» Problem description
Scan the entries and tally the lines that include the string "veřejných". Reply with the figure alone.
— Start —
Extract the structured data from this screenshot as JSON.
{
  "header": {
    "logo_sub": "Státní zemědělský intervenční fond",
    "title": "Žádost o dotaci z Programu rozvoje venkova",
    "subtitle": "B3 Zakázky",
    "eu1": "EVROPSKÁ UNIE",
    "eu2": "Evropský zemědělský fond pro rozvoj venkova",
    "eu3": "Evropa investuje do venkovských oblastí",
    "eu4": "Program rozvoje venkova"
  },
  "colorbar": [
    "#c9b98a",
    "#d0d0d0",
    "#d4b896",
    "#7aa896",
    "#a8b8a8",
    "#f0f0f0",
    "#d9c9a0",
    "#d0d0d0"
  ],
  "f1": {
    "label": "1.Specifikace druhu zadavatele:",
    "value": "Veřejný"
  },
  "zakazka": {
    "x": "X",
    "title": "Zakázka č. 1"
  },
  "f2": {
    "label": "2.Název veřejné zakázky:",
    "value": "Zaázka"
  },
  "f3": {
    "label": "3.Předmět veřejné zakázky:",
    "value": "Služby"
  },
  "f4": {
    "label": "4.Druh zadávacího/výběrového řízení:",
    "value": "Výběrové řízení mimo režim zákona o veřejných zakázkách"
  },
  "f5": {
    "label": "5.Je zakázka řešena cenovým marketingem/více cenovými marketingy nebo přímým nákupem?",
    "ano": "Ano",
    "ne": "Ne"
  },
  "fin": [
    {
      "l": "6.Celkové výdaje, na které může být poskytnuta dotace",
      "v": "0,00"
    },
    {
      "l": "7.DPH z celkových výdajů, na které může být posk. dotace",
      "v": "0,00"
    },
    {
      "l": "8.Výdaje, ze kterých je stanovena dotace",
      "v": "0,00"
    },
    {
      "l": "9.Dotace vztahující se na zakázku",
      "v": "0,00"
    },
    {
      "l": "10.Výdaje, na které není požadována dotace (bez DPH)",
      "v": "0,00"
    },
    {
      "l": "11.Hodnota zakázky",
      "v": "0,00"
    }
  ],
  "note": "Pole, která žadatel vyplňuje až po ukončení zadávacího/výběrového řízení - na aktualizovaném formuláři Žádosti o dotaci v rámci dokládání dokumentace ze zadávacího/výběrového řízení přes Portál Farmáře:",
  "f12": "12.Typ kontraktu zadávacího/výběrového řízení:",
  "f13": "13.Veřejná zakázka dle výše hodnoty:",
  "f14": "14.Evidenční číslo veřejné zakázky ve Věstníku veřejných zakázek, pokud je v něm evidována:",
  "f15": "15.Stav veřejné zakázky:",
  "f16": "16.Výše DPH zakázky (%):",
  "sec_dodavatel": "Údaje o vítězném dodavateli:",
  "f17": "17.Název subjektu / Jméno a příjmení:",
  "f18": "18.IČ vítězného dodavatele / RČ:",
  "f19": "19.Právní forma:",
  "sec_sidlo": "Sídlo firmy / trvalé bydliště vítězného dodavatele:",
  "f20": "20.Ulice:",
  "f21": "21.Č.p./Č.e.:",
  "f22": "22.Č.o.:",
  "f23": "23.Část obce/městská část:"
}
— End —
» Result for this task
2